_SHORT EXERCISE:_ Repeat every record below exactly, but leave out any pictures.

_PROVIDED INFORMATION:_
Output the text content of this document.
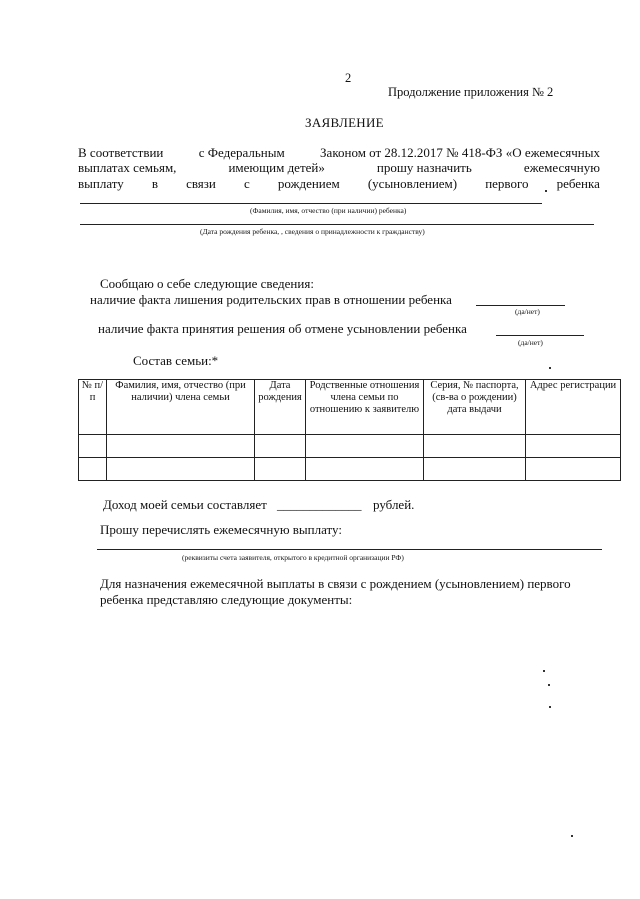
2
Продолжение приложения № 2
ЗАЯВЛЕНИЕ
В соответствии	с Федеральным	Законом от 28.12.2017 № 418-ФЗ «О ежемесячных
выплатах семьям,	имеющим детей»	прошу назначить	ежемесячную
выплату в связи с рождением (усыновлением) первого ребенка
(Фамилия, имя, отчество (при наличии) ребенка)
(Дата рождения ребенка, , сведения о принадлежности к гражданству)
Сообщаю о себе следующие сведения:
наличие факта лишения родительских прав в отношении ребенка
(да/нет)
наличие факта принятия решения об отмене усыновлении ребенка
(да/нет)
Состав семьи:*
№ п/п	Фамилия, имя, отчество (при наличии) члена семьи	Дата рождения	Родственные отношения члена семьи по отношению к заявителю	Серия, № паспорта, (св-ва о рождении) дата выдачи	Адрес регистрации

Доход моей семьи составляет _____________ рублей.
Прошу перечислять ежемесячную выплату:
(реквизиты счета заявителя, открытого в кредитной организации РФ)
Для назначения ежемесячной выплаты в связи с рождением (усыновлением) первого
ребенка представляю следующие документы:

_SOLVED PROBLEM:_
Output the text content of this document.
2
Продолжение приложения № 2
ЗАЯВЛЕНИЕ
В соответствии	с Федеральным	Законом от 28.12.2017 № 418-ФЗ «О ежемесячных
выплатах семьям,	имеющим детей»	прошу назначить	ежемесячную
выплату в связи с рождением (усыновлением) первого ребенка
(Фамилия, имя, отчество (при наличии) ребенка)
(Дата рождения ребенка, , сведения о принадлежности к гражданству)
Сообщаю о себе следующие сведения:
наличие факта лишения родительских прав в отношении ребенка
(да/нет)
наличие факта принятия решения об отмене усыновлении ребенка
(да/нет)
Состав семьи:*
№ п/п	Фамилия, имя, отчество (при наличии) члена семьи	Дата рождения	Родственные отношения члена семьи по отношению к заявителю	Серия, № паспорта, (св-ва о рождении) дата выдачи	Адрес регистрации

Доход моей семьи составляет _____________ рублей.
Прошу перечислять ежемесячную выплату:
(реквизиты счета заявителя, открытого в кредитной организации РФ)
Для назначения ежемесячной выплаты в связи с рождением (усыновлением) первого
ребенка представляю следующие документы:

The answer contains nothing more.